> Exercise:
Filter the entries below, keeping every line that has the word "screenshot".
******************************
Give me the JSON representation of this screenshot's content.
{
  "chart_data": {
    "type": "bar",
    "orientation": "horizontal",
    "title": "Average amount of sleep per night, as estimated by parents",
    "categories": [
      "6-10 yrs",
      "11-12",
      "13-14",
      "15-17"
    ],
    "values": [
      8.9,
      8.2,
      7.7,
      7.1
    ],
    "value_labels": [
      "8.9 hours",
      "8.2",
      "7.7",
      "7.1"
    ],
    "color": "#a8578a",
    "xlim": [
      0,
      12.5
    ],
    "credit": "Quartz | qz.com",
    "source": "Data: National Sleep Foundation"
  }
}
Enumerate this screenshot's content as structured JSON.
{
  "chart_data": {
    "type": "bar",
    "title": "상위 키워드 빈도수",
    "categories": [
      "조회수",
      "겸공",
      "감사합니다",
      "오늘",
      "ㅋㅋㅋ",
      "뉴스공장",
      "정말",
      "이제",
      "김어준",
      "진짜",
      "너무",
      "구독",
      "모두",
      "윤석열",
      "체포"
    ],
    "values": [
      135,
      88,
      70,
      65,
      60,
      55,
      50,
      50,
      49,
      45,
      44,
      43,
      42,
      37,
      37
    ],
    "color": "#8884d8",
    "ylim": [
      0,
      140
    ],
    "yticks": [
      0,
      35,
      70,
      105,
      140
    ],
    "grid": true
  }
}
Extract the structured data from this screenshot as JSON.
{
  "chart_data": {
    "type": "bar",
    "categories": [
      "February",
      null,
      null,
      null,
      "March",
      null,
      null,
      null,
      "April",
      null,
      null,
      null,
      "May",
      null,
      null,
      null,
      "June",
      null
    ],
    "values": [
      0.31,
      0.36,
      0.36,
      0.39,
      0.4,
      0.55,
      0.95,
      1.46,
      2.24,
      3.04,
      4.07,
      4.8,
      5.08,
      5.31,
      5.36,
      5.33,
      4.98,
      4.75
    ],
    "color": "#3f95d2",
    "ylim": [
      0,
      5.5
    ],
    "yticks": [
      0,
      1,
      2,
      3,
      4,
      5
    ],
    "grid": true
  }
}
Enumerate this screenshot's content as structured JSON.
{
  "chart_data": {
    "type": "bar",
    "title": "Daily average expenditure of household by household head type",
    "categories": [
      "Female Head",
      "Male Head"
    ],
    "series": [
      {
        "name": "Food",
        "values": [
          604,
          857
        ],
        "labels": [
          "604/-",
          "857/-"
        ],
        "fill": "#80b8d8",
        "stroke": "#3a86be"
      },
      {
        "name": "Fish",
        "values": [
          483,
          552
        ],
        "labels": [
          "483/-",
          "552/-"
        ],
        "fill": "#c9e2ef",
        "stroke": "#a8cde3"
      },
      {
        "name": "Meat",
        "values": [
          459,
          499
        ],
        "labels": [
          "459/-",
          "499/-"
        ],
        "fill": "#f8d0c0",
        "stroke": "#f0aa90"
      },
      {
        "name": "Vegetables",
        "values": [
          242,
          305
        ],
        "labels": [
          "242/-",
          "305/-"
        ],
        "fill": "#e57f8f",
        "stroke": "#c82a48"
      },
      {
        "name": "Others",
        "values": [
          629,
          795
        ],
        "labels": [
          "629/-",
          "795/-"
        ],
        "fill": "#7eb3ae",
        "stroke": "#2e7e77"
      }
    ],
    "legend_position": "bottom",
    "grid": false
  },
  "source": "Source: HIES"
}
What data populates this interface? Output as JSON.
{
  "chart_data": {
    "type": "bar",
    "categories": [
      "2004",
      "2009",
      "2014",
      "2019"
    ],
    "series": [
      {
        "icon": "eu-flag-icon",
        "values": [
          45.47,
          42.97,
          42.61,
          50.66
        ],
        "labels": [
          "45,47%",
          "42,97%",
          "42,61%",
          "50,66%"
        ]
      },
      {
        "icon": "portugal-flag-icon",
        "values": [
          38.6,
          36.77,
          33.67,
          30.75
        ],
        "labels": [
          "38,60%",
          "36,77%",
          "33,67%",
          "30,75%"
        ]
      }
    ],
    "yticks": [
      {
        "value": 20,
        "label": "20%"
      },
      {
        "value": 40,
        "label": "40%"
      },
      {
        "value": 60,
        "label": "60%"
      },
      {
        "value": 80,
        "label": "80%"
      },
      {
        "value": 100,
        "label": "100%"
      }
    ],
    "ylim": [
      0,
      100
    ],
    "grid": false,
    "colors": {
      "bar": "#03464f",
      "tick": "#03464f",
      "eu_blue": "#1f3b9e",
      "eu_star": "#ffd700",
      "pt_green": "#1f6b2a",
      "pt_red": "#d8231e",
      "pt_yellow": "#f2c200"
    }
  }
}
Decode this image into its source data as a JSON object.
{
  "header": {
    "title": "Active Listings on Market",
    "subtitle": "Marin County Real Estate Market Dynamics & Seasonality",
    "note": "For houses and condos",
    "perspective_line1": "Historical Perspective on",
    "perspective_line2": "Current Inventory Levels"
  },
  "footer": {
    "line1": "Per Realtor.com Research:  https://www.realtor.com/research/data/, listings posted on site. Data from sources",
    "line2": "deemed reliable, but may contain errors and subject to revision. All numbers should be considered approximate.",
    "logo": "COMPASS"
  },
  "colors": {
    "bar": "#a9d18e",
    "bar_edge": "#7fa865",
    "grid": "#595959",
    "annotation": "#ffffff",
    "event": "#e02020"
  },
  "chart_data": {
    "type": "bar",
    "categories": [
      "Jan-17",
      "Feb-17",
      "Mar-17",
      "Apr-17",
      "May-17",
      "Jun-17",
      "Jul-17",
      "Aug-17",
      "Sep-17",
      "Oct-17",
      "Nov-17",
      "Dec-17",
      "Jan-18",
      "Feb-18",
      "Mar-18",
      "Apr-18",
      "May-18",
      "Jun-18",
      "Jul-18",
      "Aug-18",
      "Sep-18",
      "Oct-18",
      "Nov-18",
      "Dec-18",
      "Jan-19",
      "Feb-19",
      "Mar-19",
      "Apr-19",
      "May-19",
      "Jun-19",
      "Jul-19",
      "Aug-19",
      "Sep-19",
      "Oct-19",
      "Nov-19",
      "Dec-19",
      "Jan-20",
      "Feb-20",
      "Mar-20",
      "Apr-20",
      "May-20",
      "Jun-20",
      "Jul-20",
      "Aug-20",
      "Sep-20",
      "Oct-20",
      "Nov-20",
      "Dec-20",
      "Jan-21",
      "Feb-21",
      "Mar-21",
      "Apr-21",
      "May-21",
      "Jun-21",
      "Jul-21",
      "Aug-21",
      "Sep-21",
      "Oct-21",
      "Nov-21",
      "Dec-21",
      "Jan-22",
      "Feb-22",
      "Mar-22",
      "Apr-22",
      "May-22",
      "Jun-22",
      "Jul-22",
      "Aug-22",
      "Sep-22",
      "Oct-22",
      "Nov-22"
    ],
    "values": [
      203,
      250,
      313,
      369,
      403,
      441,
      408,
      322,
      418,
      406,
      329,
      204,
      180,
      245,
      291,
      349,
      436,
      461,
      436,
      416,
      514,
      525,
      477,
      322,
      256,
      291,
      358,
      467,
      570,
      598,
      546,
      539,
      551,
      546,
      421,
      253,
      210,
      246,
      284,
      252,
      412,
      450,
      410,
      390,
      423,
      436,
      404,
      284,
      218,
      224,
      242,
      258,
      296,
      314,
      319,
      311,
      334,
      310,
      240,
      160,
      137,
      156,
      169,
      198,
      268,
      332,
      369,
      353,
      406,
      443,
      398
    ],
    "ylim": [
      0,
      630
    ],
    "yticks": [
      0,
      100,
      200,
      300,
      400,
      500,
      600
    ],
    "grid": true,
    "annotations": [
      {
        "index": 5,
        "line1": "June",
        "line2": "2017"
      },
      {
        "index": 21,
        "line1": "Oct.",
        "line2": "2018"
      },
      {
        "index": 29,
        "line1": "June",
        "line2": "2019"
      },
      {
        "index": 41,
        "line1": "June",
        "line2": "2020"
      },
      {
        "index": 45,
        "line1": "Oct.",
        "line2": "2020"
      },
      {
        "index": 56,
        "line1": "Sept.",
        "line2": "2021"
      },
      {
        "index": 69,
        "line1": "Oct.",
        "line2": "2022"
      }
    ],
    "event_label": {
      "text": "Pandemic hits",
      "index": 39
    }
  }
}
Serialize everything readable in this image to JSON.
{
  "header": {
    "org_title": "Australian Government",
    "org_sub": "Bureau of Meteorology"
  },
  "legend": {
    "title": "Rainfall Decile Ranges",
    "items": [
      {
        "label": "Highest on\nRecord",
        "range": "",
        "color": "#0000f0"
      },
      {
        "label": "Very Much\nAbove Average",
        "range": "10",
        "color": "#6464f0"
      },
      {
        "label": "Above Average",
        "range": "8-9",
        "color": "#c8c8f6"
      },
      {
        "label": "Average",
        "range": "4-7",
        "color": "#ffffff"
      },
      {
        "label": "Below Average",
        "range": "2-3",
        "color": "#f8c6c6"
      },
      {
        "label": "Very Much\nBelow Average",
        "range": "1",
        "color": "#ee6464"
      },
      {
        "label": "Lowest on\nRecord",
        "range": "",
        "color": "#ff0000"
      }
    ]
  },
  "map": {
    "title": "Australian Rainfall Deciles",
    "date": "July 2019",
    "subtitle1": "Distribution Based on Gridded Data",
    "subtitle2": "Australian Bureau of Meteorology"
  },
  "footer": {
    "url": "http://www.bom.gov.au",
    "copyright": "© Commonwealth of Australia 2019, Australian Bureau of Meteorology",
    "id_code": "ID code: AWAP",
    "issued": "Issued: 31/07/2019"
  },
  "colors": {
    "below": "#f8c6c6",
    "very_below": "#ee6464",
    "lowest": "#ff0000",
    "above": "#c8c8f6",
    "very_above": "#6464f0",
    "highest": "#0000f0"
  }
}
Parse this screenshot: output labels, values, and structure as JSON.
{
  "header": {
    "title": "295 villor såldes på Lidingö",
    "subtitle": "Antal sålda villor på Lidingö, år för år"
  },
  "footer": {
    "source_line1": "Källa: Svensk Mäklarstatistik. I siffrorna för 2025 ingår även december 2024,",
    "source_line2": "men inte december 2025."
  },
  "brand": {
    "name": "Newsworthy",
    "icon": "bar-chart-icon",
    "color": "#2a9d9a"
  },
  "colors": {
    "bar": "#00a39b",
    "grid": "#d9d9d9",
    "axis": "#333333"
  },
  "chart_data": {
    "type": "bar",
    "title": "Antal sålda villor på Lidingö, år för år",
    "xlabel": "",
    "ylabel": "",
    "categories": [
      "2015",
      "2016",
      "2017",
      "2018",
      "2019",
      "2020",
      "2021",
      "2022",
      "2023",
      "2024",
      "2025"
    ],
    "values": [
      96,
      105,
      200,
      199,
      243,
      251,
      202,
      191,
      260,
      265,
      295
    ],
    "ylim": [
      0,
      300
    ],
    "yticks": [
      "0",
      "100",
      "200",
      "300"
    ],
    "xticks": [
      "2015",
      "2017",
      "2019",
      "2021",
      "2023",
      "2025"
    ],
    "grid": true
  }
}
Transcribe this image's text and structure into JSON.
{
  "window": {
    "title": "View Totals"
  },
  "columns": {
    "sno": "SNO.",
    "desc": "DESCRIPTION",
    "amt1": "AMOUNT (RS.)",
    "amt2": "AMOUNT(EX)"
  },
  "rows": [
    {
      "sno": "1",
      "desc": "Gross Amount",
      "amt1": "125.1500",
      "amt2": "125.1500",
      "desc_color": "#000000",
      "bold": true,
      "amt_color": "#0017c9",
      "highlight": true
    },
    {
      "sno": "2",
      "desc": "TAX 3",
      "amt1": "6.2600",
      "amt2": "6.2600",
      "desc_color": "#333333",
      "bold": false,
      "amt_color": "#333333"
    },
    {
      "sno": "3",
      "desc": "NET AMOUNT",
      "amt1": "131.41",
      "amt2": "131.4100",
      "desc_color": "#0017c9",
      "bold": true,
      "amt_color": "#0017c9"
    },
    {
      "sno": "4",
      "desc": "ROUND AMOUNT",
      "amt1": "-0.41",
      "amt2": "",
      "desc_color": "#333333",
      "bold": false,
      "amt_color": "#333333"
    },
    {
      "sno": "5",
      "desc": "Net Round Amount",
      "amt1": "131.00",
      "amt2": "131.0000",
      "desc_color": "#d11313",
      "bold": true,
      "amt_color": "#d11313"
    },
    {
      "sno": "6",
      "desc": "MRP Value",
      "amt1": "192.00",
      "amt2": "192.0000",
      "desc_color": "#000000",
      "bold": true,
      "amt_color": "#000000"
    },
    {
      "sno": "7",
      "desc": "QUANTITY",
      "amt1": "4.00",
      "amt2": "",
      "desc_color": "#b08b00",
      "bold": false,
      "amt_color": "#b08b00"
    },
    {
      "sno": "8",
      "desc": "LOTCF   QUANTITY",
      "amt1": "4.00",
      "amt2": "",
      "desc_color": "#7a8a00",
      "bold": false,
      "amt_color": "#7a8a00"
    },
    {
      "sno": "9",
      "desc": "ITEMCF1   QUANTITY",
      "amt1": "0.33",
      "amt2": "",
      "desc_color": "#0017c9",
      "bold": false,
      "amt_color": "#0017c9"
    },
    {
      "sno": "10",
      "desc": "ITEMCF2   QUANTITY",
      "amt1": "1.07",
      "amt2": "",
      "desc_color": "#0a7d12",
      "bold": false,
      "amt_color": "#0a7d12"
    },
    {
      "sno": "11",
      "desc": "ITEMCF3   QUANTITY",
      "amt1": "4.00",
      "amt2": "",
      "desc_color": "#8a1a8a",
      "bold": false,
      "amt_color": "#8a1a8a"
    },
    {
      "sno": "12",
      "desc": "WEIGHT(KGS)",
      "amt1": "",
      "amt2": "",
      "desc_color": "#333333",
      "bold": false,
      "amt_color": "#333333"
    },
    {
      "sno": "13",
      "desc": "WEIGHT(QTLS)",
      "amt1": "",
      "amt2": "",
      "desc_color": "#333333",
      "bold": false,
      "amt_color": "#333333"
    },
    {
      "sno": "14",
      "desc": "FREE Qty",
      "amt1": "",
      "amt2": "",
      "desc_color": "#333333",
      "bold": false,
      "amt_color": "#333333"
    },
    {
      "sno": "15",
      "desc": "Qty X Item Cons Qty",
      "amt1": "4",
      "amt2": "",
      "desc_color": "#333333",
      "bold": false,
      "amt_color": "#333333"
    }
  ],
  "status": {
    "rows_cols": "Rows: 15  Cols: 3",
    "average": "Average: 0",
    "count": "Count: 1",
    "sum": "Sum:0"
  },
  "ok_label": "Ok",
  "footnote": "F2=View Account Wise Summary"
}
******************************
> Solution:
Give me the JSON representation of this screenshot's content.
Enumerate this screenshot's content as structured JSON.
Extract the structured data from this screenshot as JSON.
Enumerate this screenshot's content as structured JSON.
Parse this screenshot: output labels, values, and structure as JSON.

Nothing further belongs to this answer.